**Work to complete:** Please say how many lines of the listing hold "JSON", with no other words in the answer.

**The data:**
## BEGIN
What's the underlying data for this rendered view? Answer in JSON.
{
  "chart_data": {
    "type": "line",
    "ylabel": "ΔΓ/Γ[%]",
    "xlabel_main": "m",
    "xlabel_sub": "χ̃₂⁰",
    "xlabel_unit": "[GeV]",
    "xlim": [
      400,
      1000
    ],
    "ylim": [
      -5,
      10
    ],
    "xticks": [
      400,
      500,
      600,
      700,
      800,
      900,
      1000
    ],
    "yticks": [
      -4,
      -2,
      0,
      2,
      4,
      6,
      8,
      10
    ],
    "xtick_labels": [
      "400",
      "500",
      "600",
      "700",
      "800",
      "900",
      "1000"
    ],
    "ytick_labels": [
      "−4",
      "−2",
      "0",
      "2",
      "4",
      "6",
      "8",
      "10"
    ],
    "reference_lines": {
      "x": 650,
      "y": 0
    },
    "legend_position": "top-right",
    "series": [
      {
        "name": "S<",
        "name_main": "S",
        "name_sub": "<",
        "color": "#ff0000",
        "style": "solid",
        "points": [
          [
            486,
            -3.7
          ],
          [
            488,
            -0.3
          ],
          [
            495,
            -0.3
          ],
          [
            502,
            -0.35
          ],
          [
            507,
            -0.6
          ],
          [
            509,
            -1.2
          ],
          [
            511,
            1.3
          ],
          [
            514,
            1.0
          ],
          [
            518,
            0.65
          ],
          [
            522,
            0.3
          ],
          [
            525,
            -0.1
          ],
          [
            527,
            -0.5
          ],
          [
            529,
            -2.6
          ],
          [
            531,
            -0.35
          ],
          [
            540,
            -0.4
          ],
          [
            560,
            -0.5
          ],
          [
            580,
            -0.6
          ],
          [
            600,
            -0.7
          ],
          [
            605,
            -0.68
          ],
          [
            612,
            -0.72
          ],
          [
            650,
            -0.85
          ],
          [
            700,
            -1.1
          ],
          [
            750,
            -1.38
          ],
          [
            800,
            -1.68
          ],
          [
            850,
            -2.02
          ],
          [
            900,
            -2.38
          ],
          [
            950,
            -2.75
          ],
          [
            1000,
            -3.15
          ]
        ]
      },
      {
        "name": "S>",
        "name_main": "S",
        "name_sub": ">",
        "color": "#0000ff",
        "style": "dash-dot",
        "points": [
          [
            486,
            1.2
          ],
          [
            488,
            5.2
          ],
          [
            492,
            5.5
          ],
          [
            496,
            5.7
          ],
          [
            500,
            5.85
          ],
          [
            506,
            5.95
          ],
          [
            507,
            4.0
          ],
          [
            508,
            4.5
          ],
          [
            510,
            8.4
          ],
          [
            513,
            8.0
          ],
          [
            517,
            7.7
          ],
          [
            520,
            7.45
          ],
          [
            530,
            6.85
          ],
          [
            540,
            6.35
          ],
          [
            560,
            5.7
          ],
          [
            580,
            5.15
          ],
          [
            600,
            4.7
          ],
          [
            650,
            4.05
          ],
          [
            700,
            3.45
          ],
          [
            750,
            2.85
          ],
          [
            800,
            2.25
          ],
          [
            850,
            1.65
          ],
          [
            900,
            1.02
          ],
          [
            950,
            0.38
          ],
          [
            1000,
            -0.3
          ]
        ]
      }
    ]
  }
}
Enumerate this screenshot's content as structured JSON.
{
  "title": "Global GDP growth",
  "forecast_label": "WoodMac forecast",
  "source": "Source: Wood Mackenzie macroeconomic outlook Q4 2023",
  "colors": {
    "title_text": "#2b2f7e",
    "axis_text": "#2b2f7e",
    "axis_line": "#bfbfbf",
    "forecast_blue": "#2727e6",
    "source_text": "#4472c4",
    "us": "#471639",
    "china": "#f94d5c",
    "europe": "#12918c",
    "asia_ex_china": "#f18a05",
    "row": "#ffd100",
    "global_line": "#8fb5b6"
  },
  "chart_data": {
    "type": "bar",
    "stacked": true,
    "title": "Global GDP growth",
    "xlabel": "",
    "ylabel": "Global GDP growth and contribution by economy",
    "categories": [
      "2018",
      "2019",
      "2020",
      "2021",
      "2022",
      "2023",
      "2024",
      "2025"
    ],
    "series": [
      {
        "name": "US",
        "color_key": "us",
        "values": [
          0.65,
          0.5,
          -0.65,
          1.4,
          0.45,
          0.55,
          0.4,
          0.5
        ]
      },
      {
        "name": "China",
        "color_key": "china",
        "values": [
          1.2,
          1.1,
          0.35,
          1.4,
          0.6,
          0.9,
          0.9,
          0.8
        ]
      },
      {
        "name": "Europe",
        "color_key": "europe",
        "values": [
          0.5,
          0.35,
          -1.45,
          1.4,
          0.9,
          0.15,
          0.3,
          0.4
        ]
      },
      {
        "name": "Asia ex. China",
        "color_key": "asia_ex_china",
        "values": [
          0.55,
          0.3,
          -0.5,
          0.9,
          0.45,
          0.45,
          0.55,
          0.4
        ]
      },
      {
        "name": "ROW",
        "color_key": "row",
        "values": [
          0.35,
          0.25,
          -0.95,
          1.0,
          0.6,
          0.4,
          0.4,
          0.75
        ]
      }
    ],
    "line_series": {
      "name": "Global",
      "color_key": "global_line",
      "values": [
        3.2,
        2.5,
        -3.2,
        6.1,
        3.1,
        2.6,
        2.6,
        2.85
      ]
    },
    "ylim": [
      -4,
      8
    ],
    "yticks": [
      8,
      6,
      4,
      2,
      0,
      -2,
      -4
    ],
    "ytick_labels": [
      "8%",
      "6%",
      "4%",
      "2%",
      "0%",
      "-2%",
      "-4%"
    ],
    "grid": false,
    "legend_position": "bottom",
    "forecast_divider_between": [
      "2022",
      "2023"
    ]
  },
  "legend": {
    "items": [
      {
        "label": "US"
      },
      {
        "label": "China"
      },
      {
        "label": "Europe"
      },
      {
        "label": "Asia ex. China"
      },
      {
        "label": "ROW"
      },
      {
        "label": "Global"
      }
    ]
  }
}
## END
**Response:** 2